- [Dataset content]:
=-=-=-=-=

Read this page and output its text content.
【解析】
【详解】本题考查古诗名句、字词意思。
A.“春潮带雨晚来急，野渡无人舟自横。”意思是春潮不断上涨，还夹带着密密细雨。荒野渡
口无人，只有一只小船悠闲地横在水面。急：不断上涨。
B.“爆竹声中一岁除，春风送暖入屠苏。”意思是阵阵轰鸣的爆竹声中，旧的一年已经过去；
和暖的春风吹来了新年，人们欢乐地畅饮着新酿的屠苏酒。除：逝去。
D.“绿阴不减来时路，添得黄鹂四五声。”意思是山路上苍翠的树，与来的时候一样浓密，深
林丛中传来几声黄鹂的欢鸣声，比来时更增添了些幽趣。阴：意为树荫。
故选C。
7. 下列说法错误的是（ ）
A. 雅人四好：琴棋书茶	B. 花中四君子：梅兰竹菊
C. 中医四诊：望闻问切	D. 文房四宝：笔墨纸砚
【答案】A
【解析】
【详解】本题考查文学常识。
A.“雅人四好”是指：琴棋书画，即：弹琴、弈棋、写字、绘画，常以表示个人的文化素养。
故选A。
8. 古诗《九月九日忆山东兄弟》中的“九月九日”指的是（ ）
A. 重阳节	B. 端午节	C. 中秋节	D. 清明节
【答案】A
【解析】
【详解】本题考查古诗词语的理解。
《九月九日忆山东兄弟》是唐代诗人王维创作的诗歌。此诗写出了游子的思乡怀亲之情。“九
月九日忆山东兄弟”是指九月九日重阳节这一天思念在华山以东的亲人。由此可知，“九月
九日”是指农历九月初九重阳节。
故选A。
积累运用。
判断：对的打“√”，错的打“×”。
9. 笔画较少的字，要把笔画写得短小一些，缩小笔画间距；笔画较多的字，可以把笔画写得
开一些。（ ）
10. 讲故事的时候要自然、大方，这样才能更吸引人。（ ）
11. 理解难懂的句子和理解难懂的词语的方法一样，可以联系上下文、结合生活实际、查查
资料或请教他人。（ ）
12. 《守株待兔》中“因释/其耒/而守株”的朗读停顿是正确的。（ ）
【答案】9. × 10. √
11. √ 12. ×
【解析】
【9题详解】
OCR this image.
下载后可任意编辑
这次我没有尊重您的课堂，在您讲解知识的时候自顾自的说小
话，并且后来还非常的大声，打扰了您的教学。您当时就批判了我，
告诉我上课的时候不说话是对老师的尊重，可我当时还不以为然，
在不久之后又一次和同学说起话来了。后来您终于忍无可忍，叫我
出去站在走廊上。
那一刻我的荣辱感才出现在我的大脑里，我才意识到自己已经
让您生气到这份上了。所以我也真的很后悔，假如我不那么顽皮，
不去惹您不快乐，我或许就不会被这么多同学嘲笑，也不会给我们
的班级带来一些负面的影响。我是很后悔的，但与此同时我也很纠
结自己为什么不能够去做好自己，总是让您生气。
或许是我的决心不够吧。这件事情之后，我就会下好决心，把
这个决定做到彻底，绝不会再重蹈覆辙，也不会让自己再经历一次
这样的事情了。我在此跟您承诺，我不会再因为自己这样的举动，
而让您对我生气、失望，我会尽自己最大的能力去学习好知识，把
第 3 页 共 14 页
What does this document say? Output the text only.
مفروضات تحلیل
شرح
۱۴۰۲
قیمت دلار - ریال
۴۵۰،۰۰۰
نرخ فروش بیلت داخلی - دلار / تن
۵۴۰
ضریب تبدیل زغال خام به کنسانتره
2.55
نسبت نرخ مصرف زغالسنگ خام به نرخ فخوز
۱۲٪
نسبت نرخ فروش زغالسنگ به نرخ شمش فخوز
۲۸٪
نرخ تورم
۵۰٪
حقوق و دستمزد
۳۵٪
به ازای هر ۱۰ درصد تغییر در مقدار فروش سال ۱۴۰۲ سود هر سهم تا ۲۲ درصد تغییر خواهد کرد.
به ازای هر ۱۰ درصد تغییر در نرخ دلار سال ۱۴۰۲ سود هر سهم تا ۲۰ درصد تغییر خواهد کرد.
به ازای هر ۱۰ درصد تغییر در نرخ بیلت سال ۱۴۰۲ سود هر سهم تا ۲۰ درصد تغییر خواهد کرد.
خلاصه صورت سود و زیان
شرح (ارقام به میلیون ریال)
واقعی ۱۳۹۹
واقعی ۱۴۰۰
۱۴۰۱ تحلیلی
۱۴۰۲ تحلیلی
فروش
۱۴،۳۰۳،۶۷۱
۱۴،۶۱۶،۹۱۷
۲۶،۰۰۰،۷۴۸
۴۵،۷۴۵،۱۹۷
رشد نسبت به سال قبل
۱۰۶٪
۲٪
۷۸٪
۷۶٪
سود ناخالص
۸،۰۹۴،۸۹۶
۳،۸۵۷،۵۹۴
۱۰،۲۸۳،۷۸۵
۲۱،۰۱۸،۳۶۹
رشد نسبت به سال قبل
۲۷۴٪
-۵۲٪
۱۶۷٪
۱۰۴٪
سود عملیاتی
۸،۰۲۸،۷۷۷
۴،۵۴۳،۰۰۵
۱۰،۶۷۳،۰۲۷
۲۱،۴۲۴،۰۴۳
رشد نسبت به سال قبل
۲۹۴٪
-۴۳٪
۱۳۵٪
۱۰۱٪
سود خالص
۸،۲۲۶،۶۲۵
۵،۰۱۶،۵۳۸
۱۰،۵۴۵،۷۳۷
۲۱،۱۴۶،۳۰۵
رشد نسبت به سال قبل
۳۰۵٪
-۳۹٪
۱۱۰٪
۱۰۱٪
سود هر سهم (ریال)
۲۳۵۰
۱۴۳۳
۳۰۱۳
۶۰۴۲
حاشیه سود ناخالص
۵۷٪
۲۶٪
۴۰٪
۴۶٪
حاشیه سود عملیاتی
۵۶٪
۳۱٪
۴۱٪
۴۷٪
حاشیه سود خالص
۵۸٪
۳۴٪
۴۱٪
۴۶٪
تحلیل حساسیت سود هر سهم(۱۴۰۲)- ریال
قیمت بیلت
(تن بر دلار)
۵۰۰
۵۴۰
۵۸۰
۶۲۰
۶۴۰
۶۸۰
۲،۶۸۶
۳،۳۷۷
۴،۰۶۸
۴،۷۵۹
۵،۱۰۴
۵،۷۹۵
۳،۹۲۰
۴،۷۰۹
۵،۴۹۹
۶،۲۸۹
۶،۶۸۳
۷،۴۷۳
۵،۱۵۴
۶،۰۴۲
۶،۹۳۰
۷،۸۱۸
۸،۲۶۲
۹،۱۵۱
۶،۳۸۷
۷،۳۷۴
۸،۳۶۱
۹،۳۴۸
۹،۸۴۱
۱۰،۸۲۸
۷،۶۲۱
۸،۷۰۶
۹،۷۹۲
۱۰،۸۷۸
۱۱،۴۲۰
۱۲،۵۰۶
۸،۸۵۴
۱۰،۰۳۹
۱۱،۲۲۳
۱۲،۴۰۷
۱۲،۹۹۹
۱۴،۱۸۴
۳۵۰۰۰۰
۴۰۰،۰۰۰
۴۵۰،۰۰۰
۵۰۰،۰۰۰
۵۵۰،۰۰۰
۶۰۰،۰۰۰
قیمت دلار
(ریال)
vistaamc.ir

=-=-=-=-=

- [Objective]:
Every record above should be copied exactly.

- [Finished exercise]:
Read this page and output its text content.
【解析】
【详解】本题考查古诗名句、字词意思。
A.“春潮带雨晚来急，野渡无人舟自横。”意思是春潮不断上涨，还夹带着密密细雨。荒野渡
口无人，只有一只小船悠闲地横在水面。急：不断上涨。
B.“爆竹声中一岁除，春风送暖入屠苏。”意思是阵阵轰鸣的爆竹声中，旧的一年已经过去；
和暖的春风吹来了新年，人们欢乐地畅饮着新酿的屠苏酒。除：逝去。
D.“绿阴不减来时路，添得黄鹂四五声。”意思是山路上苍翠的树，与来的时候一样浓密，深
林丛中传来几声黄鹂的欢鸣声，比来时更增添了些幽趣。阴：意为树荫。
故选C。
7. 下列说法错误的是（ ）
A. 雅人四好：琴棋书茶	B. 花中四君子：梅兰竹菊
C. 中医四诊：望闻问切	D. 文房四宝：笔墨纸砚
【答案】A
【解析】
【详解】本题考查文学常识。
A.“雅人四好”是指：琴棋书画，即：弹琴、弈棋、写字、绘画，常以表示个人的文化素养。
故选A。
8. 古诗《九月九日忆山东兄弟》中的“九月九日”指的是（ ）
A. 重阳节	B. 端午节	C. 中秋节	D. 清明节
【答案】A
【解析】
【详解】本题考查古诗词语的理解。
《九月九日忆山东兄弟》是唐代诗人王维创作的诗歌。此诗写出了游子的思乡怀亲之情。“九
月九日忆山东兄弟”是指九月九日重阳节这一天思念在华山以东的亲人。由此可知，“九月
九日”是指农历九月初九重阳节。
故选A。
积累运用。
判断：对的打“√”，错的打“×”。
9. 笔画较少的字，要把笔画写得短小一些，缩小笔画间距；笔画较多的字，可以把笔画写得
开一些。（ ）
10. 讲故事的时候要自然、大方，这样才能更吸引人。（ ）
11. 理解难懂的句子和理解难懂的词语的方法一样，可以联系上下文、结合生活实际、查查
资料或请教他人。（ ）
12. 《守株待兔》中“因释/其耒/而守株”的朗读停顿是正确的。（ ）
【答案】9. × 10. √
11. √ 12. ×
【解析】
【9题详解】
OCR this image.
下载后可任意编辑
这次我没有尊重您的课堂，在您讲解知识的时候自顾自的说小
话，并且后来还非常的大声，打扰了您的教学。您当时就批判了我，
告诉我上课的时候不说话是对老师的尊重，可我当时还不以为然，
在不久之后又一次和同学说起话来了。后来您终于忍无可忍，叫我
出去站在走廊上。
那一刻我的荣辱感才出现在我的大脑里，我才意识到自己已经
让您生气到这份上了。所以我也真的很后悔，假如我不那么顽皮，
不去惹您不快乐，我或许就不会被这么多同学嘲笑，也不会给我们
的班级带来一些负面的影响。我是很后悔的，但与此同时我也很纠
结自己为什么不能够去做好自己，总是让您生气。
或许是我的决心不够吧。这件事情之后，我就会下好决心，把
这个决定做到彻底，绝不会再重蹈覆辙，也不会让自己再经历一次
这样的事情了。我在此跟您承诺，我不会再因为自己这样的举动，
而让您对我生气、失望，我会尽自己最大的能力去学习好知识，把
第 3 页 共 14 页
What does this document say? Output the text only.
مفروضات تحلیل
شرح
۱۴۰۲
قیمت دلار - ریال
۴۵۰،۰۰۰
نرخ فروش بیلت داخلی - دلار / تن
۵۴۰
ضریب تبدیل زغال خام به کنسانتره
2.55
نسبت نرخ مصرف زغالسنگ خام به نرخ فخوز
۱۲٪
نسبت نرخ فروش زغالسنگ به نرخ شمش فخوز
۲۸٪
نرخ تورم
۵۰٪
حقوق و دستمزد
۳۵٪
به ازای هر ۱۰ درصد تغییر در مقدار فروش سال ۱۴۰۲ سود هر سهم تا ۲۲ درصد تغییر خواهد کرد.
به ازای هر ۱۰ درصد تغییر در نرخ دلار سال ۱۴۰۲ سود هر سهم تا ۲۰ درصد تغییر خواهد کرد.
به ازای هر ۱۰ درصد تغییر در نرخ بیلت سال ۱۴۰۲ سود هر سهم تا ۲۰ درصد تغییر خواهد کرد.
خلاصه صورت سود و زیان
شرح (ارقام به میلیون ریال)
واقعی ۱۳۹۹
واقعی ۱۴۰۰
۱۴۰۱ تحلیلی
۱۴۰۲ تحلیلی
فروش
۱۴،۳۰۳،۶۷۱
۱۴،۶۱۶،۹۱۷
۲۶،۰۰۰،۷۴۸
۴۵،۷۴۵،۱۹۷
رشد نسبت به سال قبل
۱۰۶٪
۲٪
۷۸٪
۷۶٪
سود ناخالص
۸،۰۹۴،۸۹۶
۳،۸۵۷،۵۹۴
۱۰،۲۸۳،۷۸۵
۲۱،۰۱۸،۳۶۹
رشد نسبت به سال قبل
۲۷۴٪
-۵۲٪
۱۶۷٪
۱۰۴٪
سود عملیاتی
۸،۰۲۸،۷۷۷
۴،۵۴۳،۰۰۵
۱۰،۶۷۳،۰۲۷
۲۱،۴۲۴،۰۴۳
رشد نسبت به سال قبل
۲۹۴٪
-۴۳٪
۱۳۵٪
۱۰۱٪
سود خالص
۸،۲۲۶،۶۲۵
۵،۰۱۶،۵۳۸
۱۰،۵۴۵،۷۳۷
۲۱،۱۴۶،۳۰۵
رشد نسبت به سال قبل
۳۰۵٪
-۳۹٪
۱۱۰٪
۱۰۱٪
سود هر سهم (ریال)
۲۳۵۰
۱۴۳۳
۳۰۱۳
۶۰۴۲
حاشیه سود ناخالص
۵۷٪
۲۶٪
۴۰٪
۴۶٪
حاشیه سود عملیاتی
۵۶٪
۳۱٪
۴۱٪
۴۷٪
حاشیه سود خالص
۵۸٪
۳۴٪
۴۱٪
۴۶٪
تحلیل حساسیت سود هر سهم(۱۴۰۲)- ریال
قیمت بیلت
(تن بر دلار)
۵۰۰
۵۴۰
۵۸۰
۶۲۰
۶۴۰
۶۸۰
۲،۶۸۶
۳،۳۷۷
۴،۰۶۸
۴،۷۵۹
۵،۱۰۴
۵،۷۹۵
۳،۹۲۰
۴،۷۰۹
۵،۴۹۹
۶،۲۸۹
۶،۶۸۳
۷،۴۷۳
۵،۱۵۴
۶،۰۴۲
۶،۹۳۰
۷،۸۱۸
۸،۲۶۲
۹،۱۵۱
۶،۳۸۷
۷،۳۷۴
۸،۳۶۱
۹،۳۴۸
۹،۸۴۱
۱۰،۸۲۸
۷،۶۲۱
۸،۷۰۶
۹،۷۹۲
۱۰،۸۷۸
۱۱،۴۲۰
۱۲،۵۰۶
۸،۸۵۴
۱۰،۰۳۹
۱۱،۲۲۳
۱۲،۴۰۷
۱۲،۹۹۹
۱۴،۱۸۴
۳۵۰۰۰۰
۴۰۰،۰۰۰
۴۵۰،۰۰۰
۵۰۰،۰۰۰
۵۵۰،۰۰۰
۶۰۰،۰۰۰
قیمت دلار
(ریال)
vistaamc.ir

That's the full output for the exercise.